** start Data **

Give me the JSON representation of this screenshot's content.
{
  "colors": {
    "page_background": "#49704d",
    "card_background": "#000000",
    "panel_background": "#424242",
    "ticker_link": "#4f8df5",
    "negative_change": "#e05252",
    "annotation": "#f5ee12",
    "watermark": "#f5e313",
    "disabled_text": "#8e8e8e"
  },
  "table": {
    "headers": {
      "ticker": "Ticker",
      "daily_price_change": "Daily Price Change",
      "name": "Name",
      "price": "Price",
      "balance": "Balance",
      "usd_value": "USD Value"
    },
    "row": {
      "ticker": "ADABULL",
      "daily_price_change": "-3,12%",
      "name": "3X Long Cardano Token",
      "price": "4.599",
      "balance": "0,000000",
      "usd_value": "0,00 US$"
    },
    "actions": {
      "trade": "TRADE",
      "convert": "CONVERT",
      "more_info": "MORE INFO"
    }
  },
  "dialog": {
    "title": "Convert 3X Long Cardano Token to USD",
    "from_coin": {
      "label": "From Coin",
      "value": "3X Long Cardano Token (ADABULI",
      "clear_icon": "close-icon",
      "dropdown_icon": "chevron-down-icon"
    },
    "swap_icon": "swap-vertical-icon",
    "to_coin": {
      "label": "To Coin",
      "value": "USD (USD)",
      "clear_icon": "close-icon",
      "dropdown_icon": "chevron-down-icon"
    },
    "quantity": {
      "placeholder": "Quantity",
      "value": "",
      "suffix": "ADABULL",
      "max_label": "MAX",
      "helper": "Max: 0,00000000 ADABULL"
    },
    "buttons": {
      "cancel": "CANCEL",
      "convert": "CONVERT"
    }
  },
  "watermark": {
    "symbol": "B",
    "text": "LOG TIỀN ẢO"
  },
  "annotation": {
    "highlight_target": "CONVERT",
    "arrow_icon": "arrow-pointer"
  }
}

** end Data **

● **Required task**:
In this exercise, repeat all entries exactly.

● **Exercise output**:
Give me the JSON representation of this screenshot's content.
{
  "colors": {
    "page_background": "#49704d",
    "card_background": "#000000",
    "panel_background": "#424242",
    "ticker_link": "#4f8df5",
    "negative_change": "#e05252",
    "annotation": "#f5ee12",
    "watermark": "#f5e313",
    "disabled_text": "#8e8e8e"
  },
  "table": {
    "headers": {
      "ticker": "Ticker",
      "daily_price_change": "Daily Price Change",
      "name": "Name",
      "price": "Price",
      "balance": "Balance",
      "usd_value": "USD Value"
    },
    "row": {
      "ticker": "ADABULL",
      "daily_price_change": "-3,12%",
      "name": "3X Long Cardano Token",
      "price": "4.599",
      "balance": "0,000000",
      "usd_value": "0,00 US$"
    },
    "actions": {
      "trade": "TRADE",
      "convert": "CONVERT",
      "more_info": "MORE INFO"
    }
  },
  "dialog": {
    "title": "Convert 3X Long Cardano Token to USD",
    "from_coin": {
      "label": "From Coin",
      "value": "3X Long Cardano Token (ADABULI",
      "clear_icon": "close-icon",
      "dropdown_icon": "chevron-down-icon"
    },
    "swap_icon": "swap-vertical-icon",
    "to_coin": {
      "label": "To Coin",
      "value": "USD (USD)",
      "clear_icon": "close-icon",
      "dropdown_icon": "chevron-down-icon"
    },
    "quantity": {
      "placeholder": "Quantity",
      "value": "",
      "suffix": "ADABULL",
      "max_label": "MAX",
      "helper": "Max: 0,00000000 ADABULL"
    },
    "buttons": {
      "cancel": "CANCEL",
      "convert": "CONVERT"
    }
  },
  "watermark": {
    "symbol": "B",
    "text": "LOG TIỀN ẢO"
  },
  "annotation": {
    "highlight_target": "CONVERT",
    "arrow_icon": "arrow-pointer"
  }
}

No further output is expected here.